### Prompt
Look at the entries below and reproduce them exactly.

Records from a data source:
++++++++++++++++++++

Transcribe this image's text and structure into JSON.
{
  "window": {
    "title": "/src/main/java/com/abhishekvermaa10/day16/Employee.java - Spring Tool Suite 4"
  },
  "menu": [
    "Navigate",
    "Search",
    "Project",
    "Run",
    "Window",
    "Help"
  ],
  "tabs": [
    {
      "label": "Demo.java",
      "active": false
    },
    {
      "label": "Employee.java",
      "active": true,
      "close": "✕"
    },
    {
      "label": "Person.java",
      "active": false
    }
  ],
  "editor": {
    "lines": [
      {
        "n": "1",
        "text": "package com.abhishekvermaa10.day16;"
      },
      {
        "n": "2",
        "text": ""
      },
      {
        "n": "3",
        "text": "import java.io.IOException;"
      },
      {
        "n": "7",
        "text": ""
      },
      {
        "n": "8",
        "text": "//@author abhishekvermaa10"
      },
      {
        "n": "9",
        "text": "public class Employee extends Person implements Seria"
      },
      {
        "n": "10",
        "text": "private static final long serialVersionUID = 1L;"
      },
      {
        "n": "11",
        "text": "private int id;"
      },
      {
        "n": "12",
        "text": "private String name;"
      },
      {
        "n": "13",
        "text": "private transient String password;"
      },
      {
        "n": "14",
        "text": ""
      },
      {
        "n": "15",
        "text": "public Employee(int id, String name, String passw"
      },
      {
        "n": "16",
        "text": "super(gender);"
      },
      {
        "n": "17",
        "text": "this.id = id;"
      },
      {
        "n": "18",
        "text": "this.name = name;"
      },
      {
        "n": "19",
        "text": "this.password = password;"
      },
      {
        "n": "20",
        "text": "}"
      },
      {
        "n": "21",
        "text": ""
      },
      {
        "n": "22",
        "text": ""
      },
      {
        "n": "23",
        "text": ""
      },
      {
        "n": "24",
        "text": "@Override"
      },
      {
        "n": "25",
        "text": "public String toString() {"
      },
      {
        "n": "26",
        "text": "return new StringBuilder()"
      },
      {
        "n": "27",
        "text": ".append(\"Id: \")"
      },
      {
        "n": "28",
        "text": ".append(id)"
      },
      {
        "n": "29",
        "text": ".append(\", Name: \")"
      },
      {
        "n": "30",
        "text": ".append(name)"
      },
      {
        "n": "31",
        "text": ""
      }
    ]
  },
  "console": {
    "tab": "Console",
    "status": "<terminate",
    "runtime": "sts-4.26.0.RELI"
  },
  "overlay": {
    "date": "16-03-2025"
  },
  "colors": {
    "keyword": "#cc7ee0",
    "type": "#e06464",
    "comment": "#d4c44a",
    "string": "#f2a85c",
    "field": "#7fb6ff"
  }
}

++++++++++++++++++++

### Task answer
Transcribe this image's text and structure into JSON.
{
  "window": {
    "title": "/src/main/java/com/abhishekvermaa10/day16/Employee.java - Spring Tool Suite 4"
  },
  "menu": [
    "Navigate",
    "Search",
    "Project",
    "Run",
    "Window",
    "Help"
  ],
  "tabs": [
    {
      "label": "Demo.java",
      "active": false
    },
    {
      "label": "Employee.java",
      "active": true,
      "close": "✕"
    },
    {
      "label": "Person.java",
      "active": false
    }
  ],
  "editor": {
    "lines": [
      {
        "n": "1",
        "text": "package com.abhishekvermaa10.day16;"
      },
      {
        "n": "2",
        "text": ""
      },
      {
        "n": "3",
        "text": "import java.io.IOException;"
      },
      {
        "n": "7",
        "text": ""
      },
      {
        "n": "8",
        "text": "//@author abhishekvermaa10"
      },
      {
        "n": "9",
        "text": "public class Employee extends Person implements Seria"
      },
      {
        "n": "10",
        "text": "private static final long serialVersionUID = 1L;"
      },
      {
        "n": "11",
        "text": "private int id;"
      },
      {
        "n": "12",
        "text": "private String name;"
      },
      {
        "n": "13",
        "text": "private transient String password;"
      },
      {
        "n": "14",
        "text": ""
      },
      {
        "n": "15",
        "text": "public Employee(int id, String name, String passw"
      },
      {
        "n": "16",
        "text": "super(gender);"
      },
      {
        "n": "17",
        "text": "this.id = id;"
      },
      {
        "n": "18",
        "text": "this.name = name;"
      },
      {
        "n": "19",
        "text": "this.password = password;"
      },
      {
        "n": "20",
        "text": "}"
      },
      {
        "n": "21",
        "text": ""
      },
      {
        "n": "22",
        "text": ""
      },
      {
        "n": "23",
        "text": ""
      },
      {
        "n": "24",
        "text": "@Override"
      },
      {
        "n": "25",
        "text": "public String toString() {"
      },
      {
        "n": "26",
        "text": "return new StringBuilder()"
      },
      {
        "n": "27",
        "text": ".append(\"Id: \")"
      },
      {
        "n": "28",
        "text": ".append(id)"
      },
      {
        "n": "29",
        "text": ".append(\", Name: \")"
      },
      {
        "n": "30",
        "text": ".append(name)"
      },
      {
        "n": "31",
        "text": ""
      }
    ]
  },
  "console": {
    "tab": "Console",
    "status": "<terminate",
    "runtime": "sts-4.26.0.RELI"
  },
  "overlay": {
    "date": "16-03-2025"
  },
  "colors": {
    "keyword": "#cc7ee0",
    "type": "#e06464",
    "comment": "#d4c44a",
    "string": "#f2a85c",
    "field": "#7fb6ff"
  }
}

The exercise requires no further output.